**DATA SUPPLIED**

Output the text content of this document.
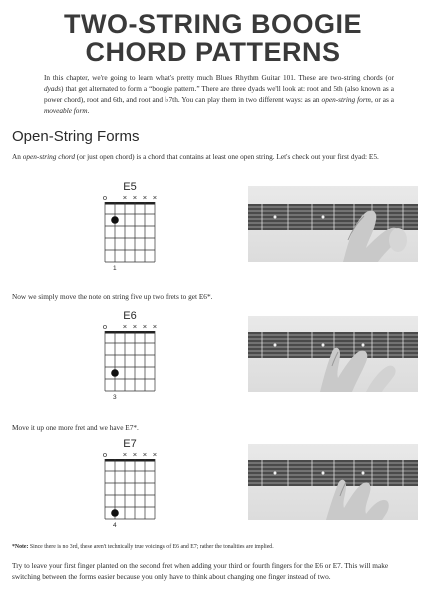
TWO-STRING BOOGIE
CHORD PATTERNS

In this chapter, we're going to learn what's pretty much Blues Rhythm Guitar 101. These are two-string chords (or dyads) that get alternated to form a “boogie pattern.” There are three dyads we'll look at: root and 5th (also known as a power chord), root and 6th, and root and ♭7th. You can play them in two different ways: as an open-string form, or as a moveable form.

Open-String Forms

An open-string chord (or just open chord) is a chord that contains at least one open string. Let's check out your first dyad: E5.

E5
o	× × × ×
1

Now we simply move the note on string five up two frets to get E6*.

E6
o	× × × ×
3

Move it up one more fret and we have E7*.

E7
o	× × × ×
4

*Note: Since there is no 3rd, these aren't technically true voicings of E6 and E7; rather the tonalities are implied.

Try to leave your first finger planted on the second fret when adding your third or fourth fingers for the E6 or E7. This will make switching between the forms easier because you only have to think about changing one finger instead of two.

**REQUIREMENTS**
Copy out all the entries exactly. Images stay out of the copy.

**TASK RESPONSE**
Output the text content of this document.
TWO-STRING BOOGIE
CHORD PATTERNS

In this chapter, we're going to learn what's pretty much Blues Rhythm Guitar 101. These are two-string chords (or dyads) that get alternated to form a “boogie pattern.” There are three dyads we'll look at: root and 5th (also known as a power chord), root and 6th, and root and ♭7th. You can play them in two different ways: as an open-string form, or as a moveable form.

Open-String Forms

An open-string chord (or just open chord) is a chord that contains at least one open string. Let's check out your first dyad: E5.

E5
o	× × × ×
1

Now we simply move the note on string five up two frets to get E6*.

E6
o	× × × ×
3

Move it up one more fret and we have E7*.

E7
o	× × × ×
4

*Note: Since there is no 3rd, these aren't technically true voicings of E6 and E7; rather the tonalities are implied.

Try to leave your first finger planted on the second fret when adding your third or fourth fingers for the E6 or E7. This will make switching between the forms easier because you only have to think about changing one finger instead of two.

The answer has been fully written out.